===== Tekst om te lezen
Cultuur & boeken

Armenzorg in Nederland kende religieuze basis

Zorg voor armen hebben christenen altijd als een fundamentele opdracht van hun Meester verstaan. Naar het paulinische beeld van de gemeente van Christus als één lichaam zijn alle leden geroepen tot wederzijds medeleven. Hiertoe behoort ook de zorg voor de arme broeders en zusters.

dr. O. W. Dubois
19 April 2013 13:07Gewijzigd op 15 November 2020 03:09
Sint-Maarten snijdt een stuk van zijn mantel af om het aan een bedelaar te geven. Schilderij van Joost Cornelisz. Droochsloot, 1623. Illustratie Wikimedia
Sint-Maarten snijdt een stuk van zijn mantel af om het aan een bedelaar te geven. Schilderij van Joost Cornelisz. Droochsloot, 1623. Illustratie Wikimedia

Over de geschiedenis van deze armenzorg is veel geschreven. De dissertatie ”Leden van één lichaam” van Anita Boele, wetenschappelijk medewerker bij het Centraal Planbureau en docent geschiedenis aan de Rijksuniversiteit Groningen, is echter geen geschiedenis van de armenzorg als zodanig. Zij koos voor een andere invalshoek en onderzocht de ideeën (in hedendaags wetenschappelijk taalgebruik het discours of vertoog) over armenzorg in de Noordelijke Nederlanden voor de periode 1300 tot 1650. Het is een tijdsindeling die zowel de late middeleeuwen als het begin van de vroegmoderne tijd omvat.

Voor haar analyse en reconstructie van het vertoog over armen, armenzorg en liefdadigheid heeft de schrijfster haar aandacht vooral gericht op de steden Den Bosch, Deventer en Haarlem. Deze steden vormen tevens het onderwerp van een drietal casestudies, waarin aan de hand van teksten en activiteiten van drie auteurs wordt ingegaan op de inhoud en strekking van het discours. Voor Den Bosch is dat de priester Willem Molius (ca. 1500-1565), voor Haarlem de rederijker Louris Jansz (ca. 1520-ca. 1589) en voor Deventer de predikant Jacob Revius (1586-1658. Alle drie auteurs waren mannen die betrokken waren bij armenzorg en liefdadigheid in hun woonplaats.
==========
• **Uit te voeren**
Schrijf het artikel over armenzorg in de Noordelijke Nederlanden verder, te beginnen na de laatste zin. De items spelen hierbij geen rol.
===== Geëxtraheerde gegevens
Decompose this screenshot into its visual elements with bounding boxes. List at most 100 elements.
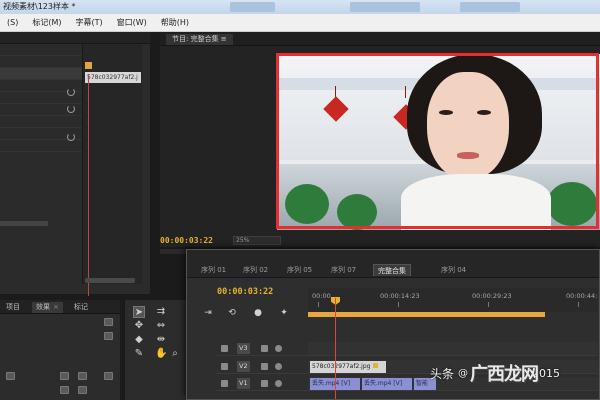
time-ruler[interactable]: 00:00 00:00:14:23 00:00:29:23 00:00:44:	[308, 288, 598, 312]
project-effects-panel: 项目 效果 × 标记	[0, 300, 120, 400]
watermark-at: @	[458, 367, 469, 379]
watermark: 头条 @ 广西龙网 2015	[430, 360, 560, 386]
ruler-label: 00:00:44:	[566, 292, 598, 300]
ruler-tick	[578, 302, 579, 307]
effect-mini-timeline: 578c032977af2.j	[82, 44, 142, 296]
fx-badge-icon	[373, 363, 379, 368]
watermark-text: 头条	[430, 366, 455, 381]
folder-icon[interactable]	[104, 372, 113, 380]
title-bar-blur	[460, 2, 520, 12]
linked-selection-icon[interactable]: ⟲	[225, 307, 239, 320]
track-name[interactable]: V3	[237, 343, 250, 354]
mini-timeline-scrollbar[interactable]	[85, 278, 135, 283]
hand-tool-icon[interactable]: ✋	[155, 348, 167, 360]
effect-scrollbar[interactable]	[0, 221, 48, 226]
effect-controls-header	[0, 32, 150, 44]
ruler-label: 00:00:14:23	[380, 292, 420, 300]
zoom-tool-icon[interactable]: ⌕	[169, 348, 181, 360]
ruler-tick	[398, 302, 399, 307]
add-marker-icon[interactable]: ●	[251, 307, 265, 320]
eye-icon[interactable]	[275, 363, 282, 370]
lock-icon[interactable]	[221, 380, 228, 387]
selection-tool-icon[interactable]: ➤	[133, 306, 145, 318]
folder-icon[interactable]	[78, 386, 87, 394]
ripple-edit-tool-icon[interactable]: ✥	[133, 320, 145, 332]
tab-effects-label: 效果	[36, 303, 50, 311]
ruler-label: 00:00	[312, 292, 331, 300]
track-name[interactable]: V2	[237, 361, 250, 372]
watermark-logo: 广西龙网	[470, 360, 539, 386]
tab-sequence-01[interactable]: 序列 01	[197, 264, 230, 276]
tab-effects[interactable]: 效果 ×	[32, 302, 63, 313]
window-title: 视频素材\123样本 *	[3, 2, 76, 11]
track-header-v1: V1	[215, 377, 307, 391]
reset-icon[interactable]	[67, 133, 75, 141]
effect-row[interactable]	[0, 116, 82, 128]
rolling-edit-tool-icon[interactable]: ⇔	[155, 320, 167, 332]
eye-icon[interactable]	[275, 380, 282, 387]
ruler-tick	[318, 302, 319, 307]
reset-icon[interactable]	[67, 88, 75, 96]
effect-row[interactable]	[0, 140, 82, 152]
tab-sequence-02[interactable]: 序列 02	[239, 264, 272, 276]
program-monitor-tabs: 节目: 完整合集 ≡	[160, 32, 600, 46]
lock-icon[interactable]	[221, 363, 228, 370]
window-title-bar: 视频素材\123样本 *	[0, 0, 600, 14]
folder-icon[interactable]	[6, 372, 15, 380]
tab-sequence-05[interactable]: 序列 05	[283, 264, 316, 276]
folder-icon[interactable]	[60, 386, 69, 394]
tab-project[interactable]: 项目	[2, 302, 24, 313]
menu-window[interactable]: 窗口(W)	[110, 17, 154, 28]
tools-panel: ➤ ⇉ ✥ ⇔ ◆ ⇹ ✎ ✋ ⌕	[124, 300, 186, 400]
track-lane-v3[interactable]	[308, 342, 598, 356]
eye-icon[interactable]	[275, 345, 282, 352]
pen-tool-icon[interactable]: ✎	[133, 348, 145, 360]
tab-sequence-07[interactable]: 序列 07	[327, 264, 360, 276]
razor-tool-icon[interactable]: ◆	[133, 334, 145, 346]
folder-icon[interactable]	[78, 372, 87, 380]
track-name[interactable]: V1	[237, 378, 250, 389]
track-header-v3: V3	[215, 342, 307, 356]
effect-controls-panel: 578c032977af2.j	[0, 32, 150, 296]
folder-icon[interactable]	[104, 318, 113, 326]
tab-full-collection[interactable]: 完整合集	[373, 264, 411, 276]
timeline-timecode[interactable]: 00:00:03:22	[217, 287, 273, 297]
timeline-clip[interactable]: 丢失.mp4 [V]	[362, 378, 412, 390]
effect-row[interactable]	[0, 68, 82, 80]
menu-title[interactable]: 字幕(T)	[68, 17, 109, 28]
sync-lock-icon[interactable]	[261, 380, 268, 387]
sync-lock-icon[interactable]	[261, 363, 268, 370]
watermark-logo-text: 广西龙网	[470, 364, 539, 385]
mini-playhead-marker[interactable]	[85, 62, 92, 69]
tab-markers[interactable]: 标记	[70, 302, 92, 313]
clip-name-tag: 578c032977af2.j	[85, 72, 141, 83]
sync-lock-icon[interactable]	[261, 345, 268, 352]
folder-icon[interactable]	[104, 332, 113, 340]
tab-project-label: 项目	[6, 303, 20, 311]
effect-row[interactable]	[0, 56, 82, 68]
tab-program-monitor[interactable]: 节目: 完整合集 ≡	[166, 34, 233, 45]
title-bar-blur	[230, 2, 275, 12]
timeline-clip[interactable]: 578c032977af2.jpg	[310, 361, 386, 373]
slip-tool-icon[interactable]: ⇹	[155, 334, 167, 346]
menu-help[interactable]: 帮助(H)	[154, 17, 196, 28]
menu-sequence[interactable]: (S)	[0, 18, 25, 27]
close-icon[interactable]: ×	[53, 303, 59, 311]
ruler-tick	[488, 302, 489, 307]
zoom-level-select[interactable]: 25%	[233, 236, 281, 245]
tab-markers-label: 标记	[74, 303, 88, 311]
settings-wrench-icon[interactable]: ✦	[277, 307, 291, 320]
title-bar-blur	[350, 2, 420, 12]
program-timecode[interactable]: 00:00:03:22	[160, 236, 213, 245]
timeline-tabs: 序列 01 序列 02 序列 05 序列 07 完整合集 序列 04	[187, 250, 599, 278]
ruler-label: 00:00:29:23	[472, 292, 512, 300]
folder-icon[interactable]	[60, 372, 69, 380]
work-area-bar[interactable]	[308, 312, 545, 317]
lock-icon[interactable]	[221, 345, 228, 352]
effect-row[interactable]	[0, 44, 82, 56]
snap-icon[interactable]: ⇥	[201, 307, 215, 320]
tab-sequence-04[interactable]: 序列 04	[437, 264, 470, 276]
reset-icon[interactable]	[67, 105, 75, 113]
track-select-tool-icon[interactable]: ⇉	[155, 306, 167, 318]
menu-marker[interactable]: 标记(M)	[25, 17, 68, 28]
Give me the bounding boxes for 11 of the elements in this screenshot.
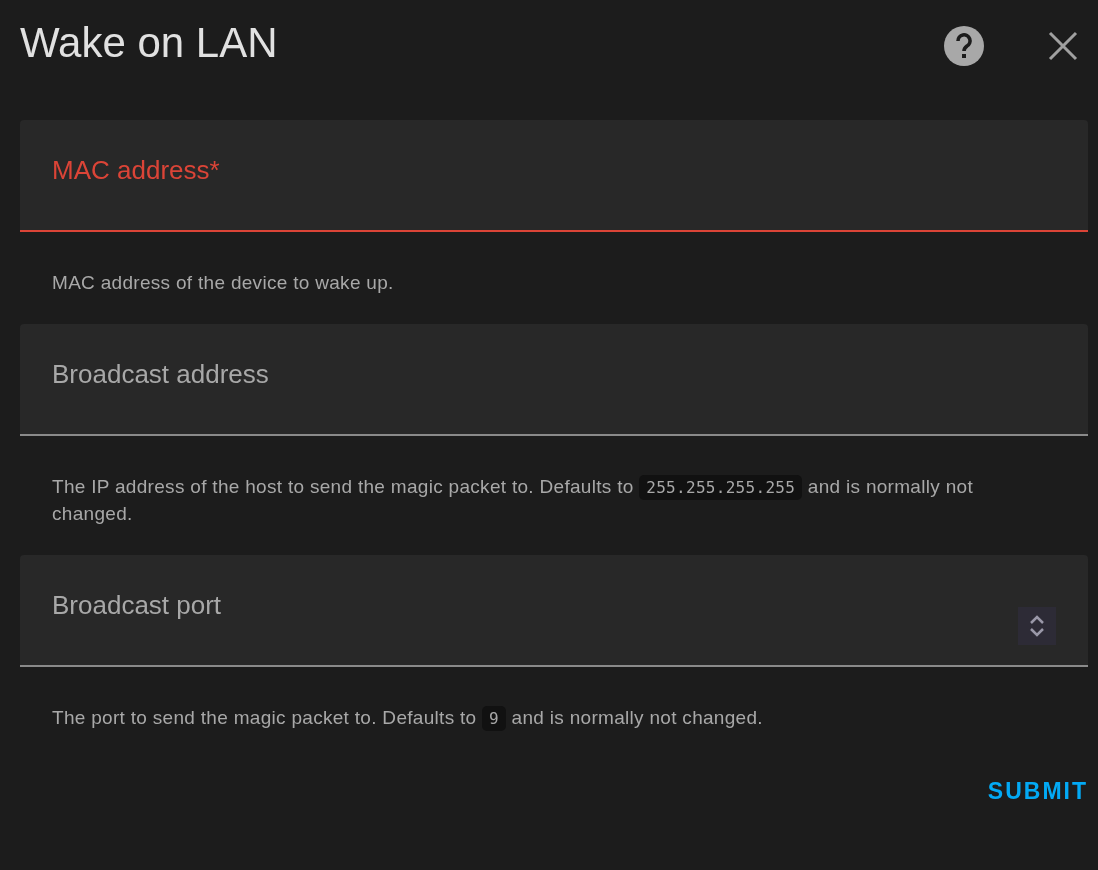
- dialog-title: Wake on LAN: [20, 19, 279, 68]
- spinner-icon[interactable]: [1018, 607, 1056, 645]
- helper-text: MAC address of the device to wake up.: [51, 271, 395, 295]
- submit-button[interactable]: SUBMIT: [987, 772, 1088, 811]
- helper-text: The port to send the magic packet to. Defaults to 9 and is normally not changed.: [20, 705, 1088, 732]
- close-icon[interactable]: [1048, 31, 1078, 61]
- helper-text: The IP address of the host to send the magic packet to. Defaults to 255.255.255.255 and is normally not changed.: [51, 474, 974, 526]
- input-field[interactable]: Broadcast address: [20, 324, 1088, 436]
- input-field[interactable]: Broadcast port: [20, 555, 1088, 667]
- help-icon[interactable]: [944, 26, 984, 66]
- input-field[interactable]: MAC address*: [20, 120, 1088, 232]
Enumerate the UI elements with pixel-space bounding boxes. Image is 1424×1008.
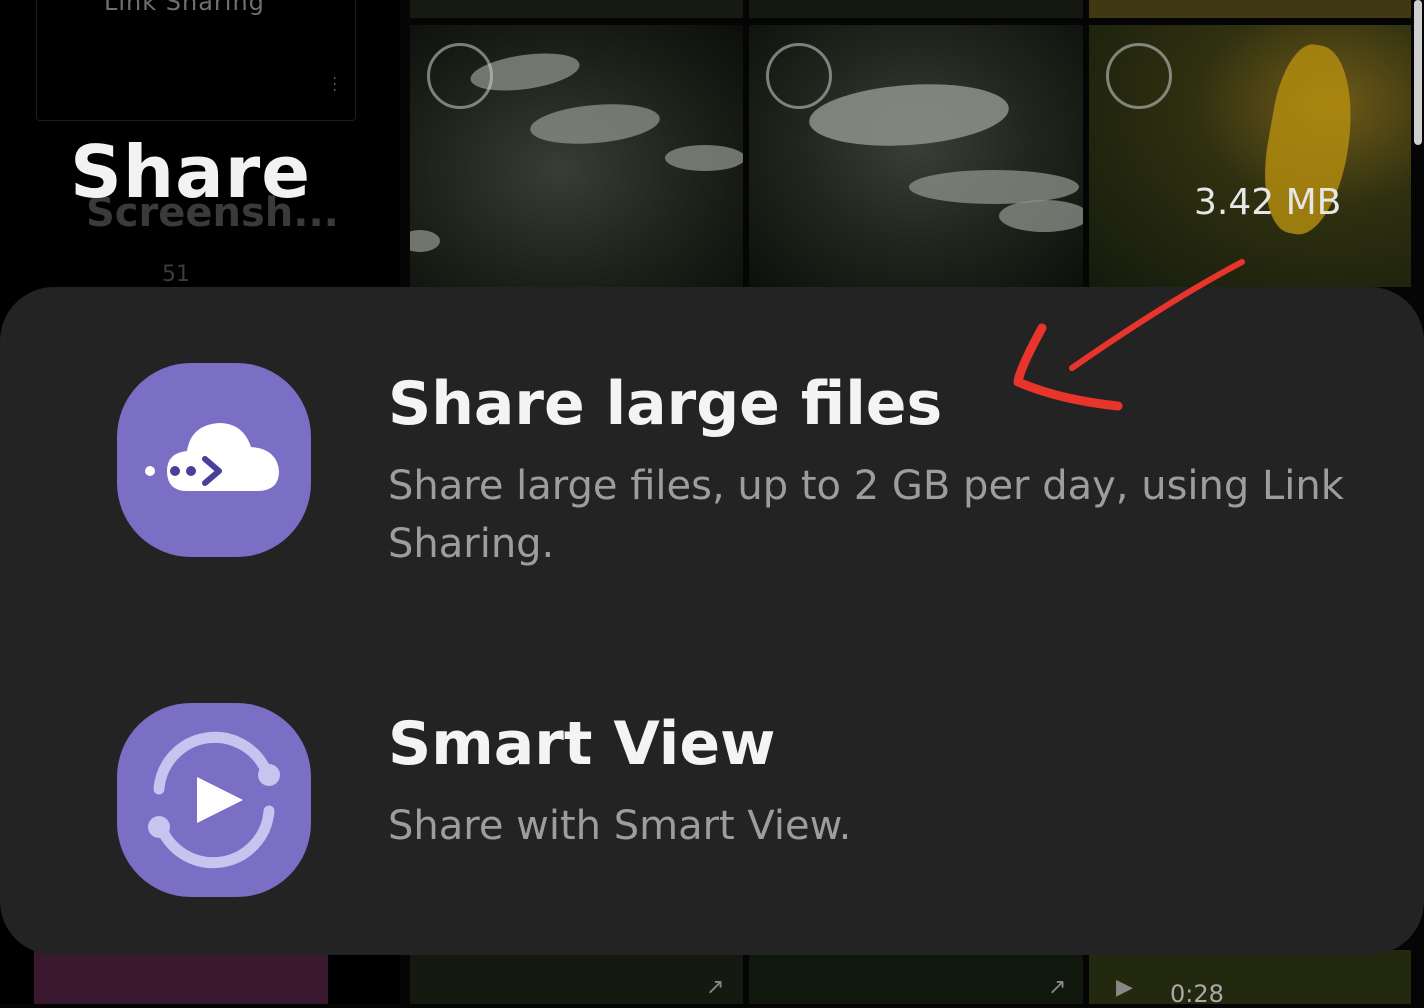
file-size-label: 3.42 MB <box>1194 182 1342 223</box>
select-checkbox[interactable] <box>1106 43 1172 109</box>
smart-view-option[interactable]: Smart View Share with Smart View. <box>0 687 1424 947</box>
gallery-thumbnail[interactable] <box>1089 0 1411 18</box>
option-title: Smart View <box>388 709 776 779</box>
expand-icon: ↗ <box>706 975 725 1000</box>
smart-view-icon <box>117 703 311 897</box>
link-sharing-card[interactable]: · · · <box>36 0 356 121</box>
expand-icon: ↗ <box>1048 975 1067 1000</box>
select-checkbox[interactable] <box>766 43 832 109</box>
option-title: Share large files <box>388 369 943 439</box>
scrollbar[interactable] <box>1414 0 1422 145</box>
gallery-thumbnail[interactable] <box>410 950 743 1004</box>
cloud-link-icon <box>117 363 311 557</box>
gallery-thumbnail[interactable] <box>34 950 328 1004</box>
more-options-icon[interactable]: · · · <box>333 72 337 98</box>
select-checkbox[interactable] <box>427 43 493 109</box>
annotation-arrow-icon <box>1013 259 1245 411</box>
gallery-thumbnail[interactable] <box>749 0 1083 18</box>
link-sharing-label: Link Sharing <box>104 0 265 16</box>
==========
• **Antwoord**
Religieus motief

De idee van zorg voor armen als leden van het lichaam van Christus was diep geworteld in de samenleving en de gedachte van een speciale relatie tussen Christus en de armen was in de late middeleeuwen wijd verspreid. Armenzorg vloeide voort uit religieuze motieven en in de laatmiddeleeuwse samenleving was de zorg voor het eigen zielenheil een belangrijk religieus motief.

Liefdadigheid stond expliciet in het perspectief van het laatste oordeel en het hiernamaals, maar deze zorg om het eigen zielenheil sloot oprecht medelijden en oprechte bewogenheid met de arme hier op aarde niet uit. Voor een denker als Thomas van Aquino –een van de grote figuren van de Europese geestesgeschiedenis– was omzien naar de armen een centraal element van de dagelijkse geloofspraktijk.

Veel belang werd hierbij ook gehecht aan de juiste houding, aan het verband tussen de innerlijke beweegreden van medelijden en het uiterlijk handelen. Protestantse hervormers, het zal niet verbazen, legden daarnaast weer andere accenten. Goede werken waren voor hen geen middel tot zielenheil, maar tekenen van wedergeboorte en rechtvaardiging.

Overheidsbemoeienis

De beoefening van liefdadigheid was van oudsher de plicht van iedere christen en van de kerk. In de loop der tijden begonnen echter ook de stedelijke bestuurders zich verantwoordelijk te voelen voor heel de stedelijke gemeenschap van armen en rijken, en gingen ze armenzorg meer en meer als hun speciale taak te zien. Ook op de stad als geheel werd de metafoor van één lichaam toegepast.

Deze toenemende overheidsbemoeienis hield echter geen wending in van een meer religieuze naar een meer rationele benadering. De religieus geïnspireerde liefdadigheid bleef het grondmotief van de armenzorg. Niet verwonderlijk bij een christelijke overheid.

Geschriften

In de Noordelijke Nederlanden 
–specifieker in de drie beschreven steden– werd armenzorg veel en op velerlei wijze beoefend. Toch werd het noodzakelijk geacht de ingezetenen te blijven wijzen op hun morele en christelijke plichten jegens hun arme stadsgenoten. In de formulering van de schrijfster: „Steeds weer deed zich de noodzaak gevoelen van de instructie van een sociale rol die geïnternaliseerd moest worden.”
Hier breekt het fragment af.